| WRITTEN INSTRUCTION |
Please find all lines in the data that hold the string "在希望的田野上" and copy them.

| DATA RECORDS |
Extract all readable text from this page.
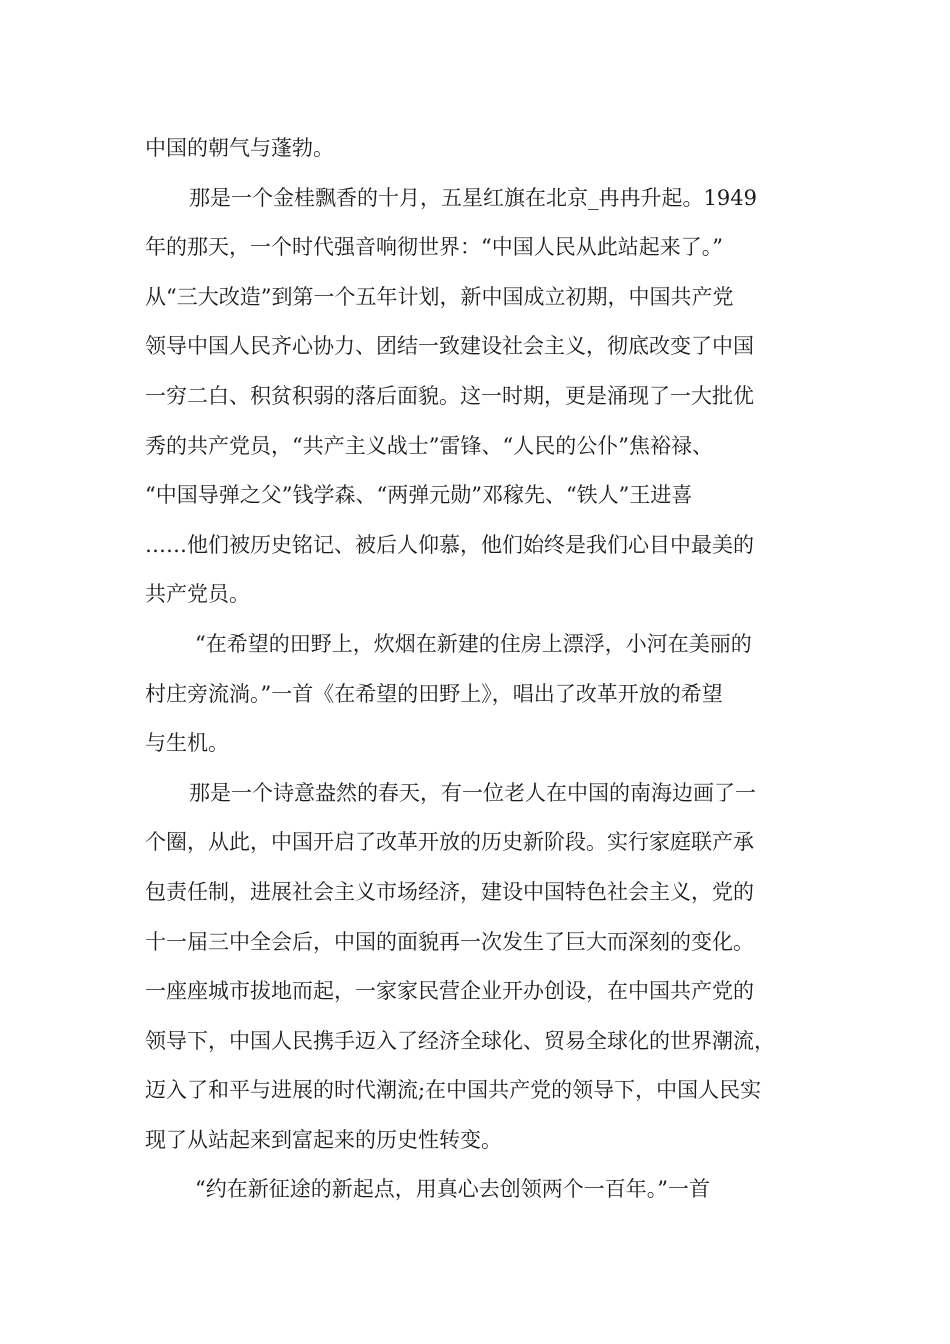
中国的朝气与蓬勃。
那是一个金桂飘香的十月，五星红旗在北京_冉冉升起。1949
年的那天，一个时代强音响彻世界：“中国人民从此站起来了。”
从“三大改造”到第一个五年计划，新中国成立初期，中国共产党
领导中国人民齐心协力、团结一致建设社会主义，彻底改变了中国
一穷二白、积贫积弱的落后面貌。这一时期，更是涌现了一大批优
秀的共产党员，“共产主义战士”雷锋、“人民的公仆”焦裕禄、
“中国导弹之父”钱学森、“两弹元勋”邓稼先、“铁人”王进喜
……他们被历史铭记、被后人仰慕，他们始终是我们心目中最美的
共产党员。
“在希望的田野上，炊烟在新建的住房上漂浮，小河在美丽的
村庄旁流淌。”一首《在希望的田野上》，唱出了改革开放的希望
与生机。
那是一个诗意盎然的春天，有一位老人在中国的南海边画了一
个圈，从此，中国开启了改革开放的历史新阶段。实行家庭联产承
包责任制，进展社会主义市场经济，建设中国特色社会主义，党的
十一届三中全会后，中国的面貌再一次发生了巨大而深刻的变化。
一座座城市拔地而起，一家家民营企业开办创设，在中国共产党的
领导下，中国人民携手迈入了经济全球化、贸易全球化的世界潮流，
迈入了和平与进展的时代潮流;在中国共产党的领导下，中国人民实
现了从站起来到富起来的历史性转变。
“约在新征途的新起点，用真心去创领两个一百年。”一首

| SOLUTION TO THE EXERCISE |
“在希望的田野上，炊烟在新建的住房上漂浮，小河在美丽的
村庄旁流淌。”一首《在希望的田野上》，唱出了改革开放的希望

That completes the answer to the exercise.